Dataset items

— BEGIN —

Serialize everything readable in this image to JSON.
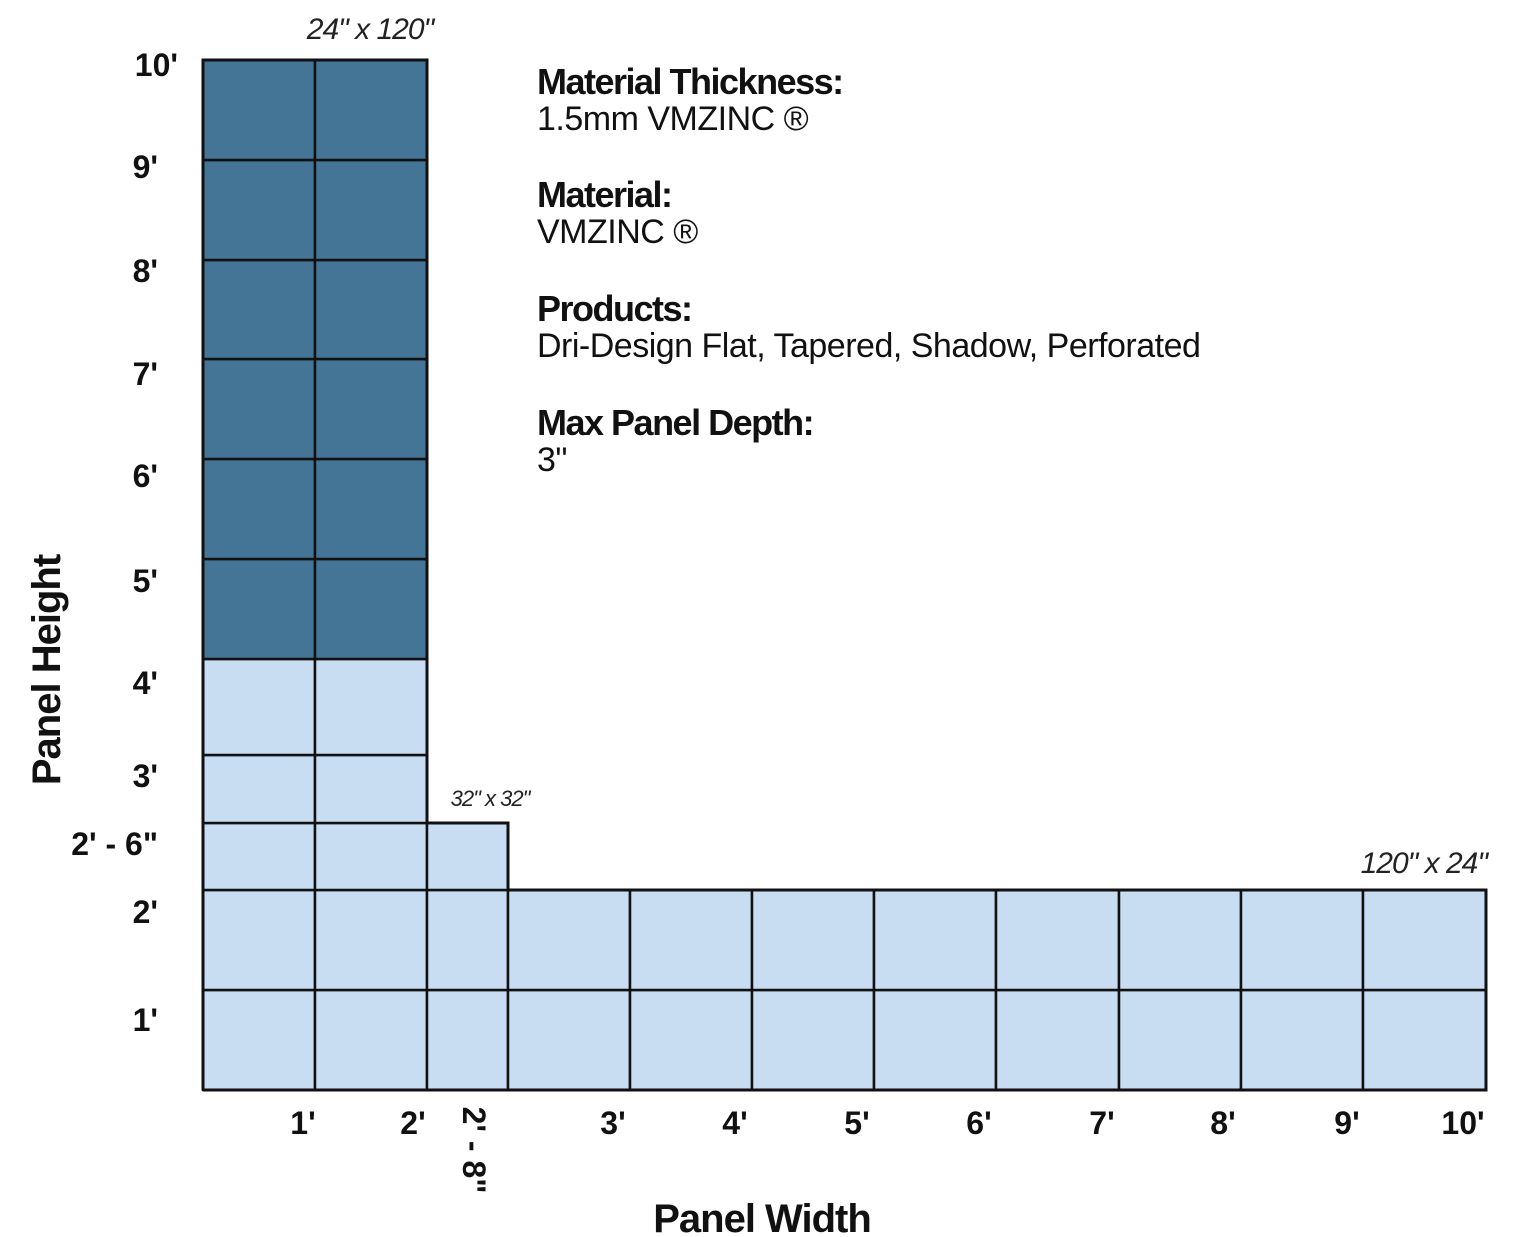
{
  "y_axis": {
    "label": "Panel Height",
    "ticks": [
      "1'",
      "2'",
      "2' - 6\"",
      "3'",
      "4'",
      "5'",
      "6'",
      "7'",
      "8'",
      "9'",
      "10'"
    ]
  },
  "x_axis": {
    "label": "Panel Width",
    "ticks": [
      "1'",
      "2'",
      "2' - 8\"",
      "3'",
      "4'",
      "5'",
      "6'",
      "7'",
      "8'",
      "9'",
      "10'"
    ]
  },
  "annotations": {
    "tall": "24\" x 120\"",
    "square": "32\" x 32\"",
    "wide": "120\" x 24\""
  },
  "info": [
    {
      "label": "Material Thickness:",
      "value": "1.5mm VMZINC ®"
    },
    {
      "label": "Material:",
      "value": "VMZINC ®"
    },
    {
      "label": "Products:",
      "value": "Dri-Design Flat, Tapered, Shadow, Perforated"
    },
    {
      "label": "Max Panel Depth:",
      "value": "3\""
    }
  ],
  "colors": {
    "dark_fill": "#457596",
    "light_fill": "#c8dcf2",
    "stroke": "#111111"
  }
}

— END —

> _Goal of the exercise_: Reproduce the data verbatim. Do not carry any picture into the copy.

> _Result below_:
Serialize everything readable in this image to JSON.
{
  "y_axis": {
    "label": "Panel Height",
    "ticks": [
      "1'",
      "2'",
      "2' - 6\"",
      "3'",
      "4'",
      "5'",
      "6'",
      "7'",
      "8'",
      "9'",
      "10'"
    ]
  },
  "x_axis": {
    "label": "Panel Width",
    "ticks": [
      "1'",
      "2'",
      "2' - 8\"",
      "3'",
      "4'",
      "5'",
      "6'",
      "7'",
      "8'",
      "9'",
      "10'"
    ]
  },
  "annotations": {
    "tall": "24\" x 120\"",
    "square": "32\" x 32\"",
    "wide": "120\" x 24\""
  },
  "info": [
    {
      "label": "Material Thickness:",
      "value": "1.5mm VMZINC ®"
    },
    {
      "label": "Material:",
      "value": "VMZINC ®"
    },
    {
      "label": "Products:",
      "value": "Dri-Design Flat, Tapered, Shadow, Perforated"
    },
    {
      "label": "Max Panel Depth:",
      "value": "3\""
    }
  ],
  "colors": {
    "dark_fill": "#457596",
    "light_fill": "#c8dcf2",
    "stroke": "#111111"
  }
}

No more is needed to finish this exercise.